(Data entries)
+++

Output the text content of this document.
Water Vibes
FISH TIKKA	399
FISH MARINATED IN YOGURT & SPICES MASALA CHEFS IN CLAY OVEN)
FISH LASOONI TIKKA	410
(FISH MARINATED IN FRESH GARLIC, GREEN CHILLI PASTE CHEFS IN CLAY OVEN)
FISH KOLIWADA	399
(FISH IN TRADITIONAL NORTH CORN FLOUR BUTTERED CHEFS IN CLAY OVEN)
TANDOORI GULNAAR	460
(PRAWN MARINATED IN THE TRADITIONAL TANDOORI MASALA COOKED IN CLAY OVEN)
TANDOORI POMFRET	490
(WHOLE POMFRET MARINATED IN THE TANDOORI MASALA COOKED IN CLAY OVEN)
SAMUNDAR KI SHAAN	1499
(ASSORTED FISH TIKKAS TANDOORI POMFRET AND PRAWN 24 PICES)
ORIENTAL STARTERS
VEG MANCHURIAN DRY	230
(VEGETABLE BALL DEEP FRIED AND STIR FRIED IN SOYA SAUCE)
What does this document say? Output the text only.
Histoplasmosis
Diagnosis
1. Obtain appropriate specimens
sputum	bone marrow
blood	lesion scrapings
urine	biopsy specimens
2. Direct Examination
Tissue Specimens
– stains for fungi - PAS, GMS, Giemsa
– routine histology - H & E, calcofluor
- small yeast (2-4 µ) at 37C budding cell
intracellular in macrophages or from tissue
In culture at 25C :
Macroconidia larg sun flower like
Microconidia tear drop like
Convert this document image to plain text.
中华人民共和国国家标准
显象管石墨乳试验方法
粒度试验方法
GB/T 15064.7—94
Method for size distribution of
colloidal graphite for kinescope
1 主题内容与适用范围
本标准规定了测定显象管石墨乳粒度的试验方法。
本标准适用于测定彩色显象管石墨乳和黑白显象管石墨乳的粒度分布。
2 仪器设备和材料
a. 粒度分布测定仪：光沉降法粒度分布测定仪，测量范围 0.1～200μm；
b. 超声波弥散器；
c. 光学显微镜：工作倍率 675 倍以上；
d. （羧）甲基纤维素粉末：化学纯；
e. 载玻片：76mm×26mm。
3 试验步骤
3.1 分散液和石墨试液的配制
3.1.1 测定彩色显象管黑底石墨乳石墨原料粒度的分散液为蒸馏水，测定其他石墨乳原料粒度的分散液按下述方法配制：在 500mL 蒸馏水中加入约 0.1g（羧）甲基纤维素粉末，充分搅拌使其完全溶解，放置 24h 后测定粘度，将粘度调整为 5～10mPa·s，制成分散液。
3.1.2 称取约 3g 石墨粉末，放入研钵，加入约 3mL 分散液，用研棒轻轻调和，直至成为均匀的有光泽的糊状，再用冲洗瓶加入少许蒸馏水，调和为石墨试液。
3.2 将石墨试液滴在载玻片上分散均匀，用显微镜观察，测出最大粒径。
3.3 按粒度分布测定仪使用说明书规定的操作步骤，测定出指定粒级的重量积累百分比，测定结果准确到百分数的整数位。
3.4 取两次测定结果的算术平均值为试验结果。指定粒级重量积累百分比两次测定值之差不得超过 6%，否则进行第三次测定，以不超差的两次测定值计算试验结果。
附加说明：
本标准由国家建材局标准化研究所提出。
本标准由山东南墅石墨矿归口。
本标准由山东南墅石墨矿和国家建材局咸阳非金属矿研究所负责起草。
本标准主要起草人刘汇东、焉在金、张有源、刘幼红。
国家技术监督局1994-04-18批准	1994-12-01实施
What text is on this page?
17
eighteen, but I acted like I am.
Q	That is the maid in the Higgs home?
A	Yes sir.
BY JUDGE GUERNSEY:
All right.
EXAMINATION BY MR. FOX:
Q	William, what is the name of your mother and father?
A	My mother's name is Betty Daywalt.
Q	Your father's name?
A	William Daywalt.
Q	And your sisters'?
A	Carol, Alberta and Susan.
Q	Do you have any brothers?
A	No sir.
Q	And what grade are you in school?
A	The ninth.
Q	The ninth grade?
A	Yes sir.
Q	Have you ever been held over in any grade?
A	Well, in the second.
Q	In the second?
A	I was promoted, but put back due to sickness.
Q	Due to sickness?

+++

Work to complete ->
Extract all of the data above without altering anything.

Problem solution ->
Output the text content of this document.
Water Vibes
FISH TIKKA	399
FISH MARINATED IN YOGURT & SPICES MASALA CHEFS IN CLAY OVEN)
FISH LASOONI TIKKA	410
(FISH MARINATED IN FRESH GARLIC, GREEN CHILLI PASTE CHEFS IN CLAY OVEN)
FISH KOLIWADA	399
(FISH IN TRADITIONAL NORTH CORN FLOUR BUTTERED CHEFS IN CLAY OVEN)
TANDOORI GULNAAR	460
(PRAWN MARINATED IN THE TRADITIONAL TANDOORI MASALA COOKED IN CLAY OVEN)
TANDOORI POMFRET	490
(WHOLE POMFRET MARINATED IN THE TANDOORI MASALA COOKED IN CLAY OVEN)
SAMUNDAR KI SHAAN	1499
(ASSORTED FISH TIKKAS TANDOORI POMFRET AND PRAWN 24 PICES)
ORIENTAL STARTERS
VEG MANCHURIAN DRY	230
(VEGETABLE BALL DEEP FRIED AND STIR FRIED IN SOYA SAUCE)
What does this document say? Output the text only.
Histoplasmosis
Diagnosis
1. Obtain appropriate specimens
sputum	bone marrow
blood	lesion scrapings
urine	biopsy specimens
2. Direct Examination
Tissue Specimens
– stains for fungi - PAS, GMS, Giemsa
– routine histology - H & E, calcofluor
- small yeast (2-4 µ) at 37C budding cell
intracellular in macrophages or from tissue
In culture at 25C :
Macroconidia larg sun flower like
Microconidia tear drop like
Convert this document image to plain text.
中华人民共和国国家标准
显象管石墨乳试验方法
粒度试验方法
GB/T 15064.7—94
Method for size distribution of
colloidal graphite for kinescope
1 主题内容与适用范围
本标准规定了测定显象管石墨乳粒度的试验方法。
本标准适用于测定彩色显象管石墨乳和黑白显象管石墨乳的粒度分布。
2 仪器设备和材料
a. 粒度分布测定仪：光沉降法粒度分布测定仪，测量范围 0.1～200μm；
b. 超声波弥散器；
c. 光学显微镜：工作倍率 675 倍以上；
d. （羧）甲基纤维素粉末：化学纯；
e. 载玻片：76mm×26mm。
3 试验步骤
3.1 分散液和石墨试液的配制
3.1.1 测定彩色显象管黑底石墨乳石墨原料粒度的分散液为蒸馏水，测定其他石墨乳原料粒度的分散液按下述方法配制：在 500mL 蒸馏水中加入约 0.1g（羧）甲基纤维素粉末，充分搅拌使其完全溶解，放置 24h 后测定粘度，将粘度调整为 5～10mPa·s，制成分散液。
3.1.2 称取约 3g 石墨粉末，放入研钵，加入约 3mL 分散液，用研棒轻轻调和，直至成为均匀的有光泽的糊状，再用冲洗瓶加入少许蒸馏水，调和为石墨试液。
3.2 将石墨试液滴在载玻片上分散均匀，用显微镜观察，测出最大粒径。
3.3 按粒度分布测定仪使用说明书规定的操作步骤，测定出指定粒级的重量积累百分比，测定结果准确到百分数的整数位。
3.4 取两次测定结果的算术平均值为试验结果。指定粒级重量积累百分比两次测定值之差不得超过 6%，否则进行第三次测定，以不超差的两次测定值计算试验结果。
附加说明：
本标准由国家建材局标准化研究所提出。
本标准由山东南墅石墨矿归口。
本标准由山东南墅石墨矿和国家建材局咸阳非金属矿研究所负责起草。
本标准主要起草人刘汇东、焉在金、张有源、刘幼红。
国家技术监督局1994-04-18批准	1994-12-01实施
What text is on this page?
17
eighteen, but I acted like I am.
Q	That is the maid in the Higgs home?
A	Yes sir.
BY JUDGE GUERNSEY:
All right.
EXAMINATION BY MR. FOX:
Q	William, what is the name of your mother and father?
A	My mother's name is Betty Daywalt.
Q	Your father's name?
A	William Daywalt.
Q	And your sisters'?
A	Carol, Alberta and Susan.
Q	Do you have any brothers?
A	No sir.
Q	And what grade are you in school?
A	The ninth.
Q	The ninth grade?
A	Yes sir.
Q	Have you ever been held over in any grade?
A	Well, in the second.
Q	In the second?
A	I was promoted, but put back due to sickness.
Q	Due to sickness?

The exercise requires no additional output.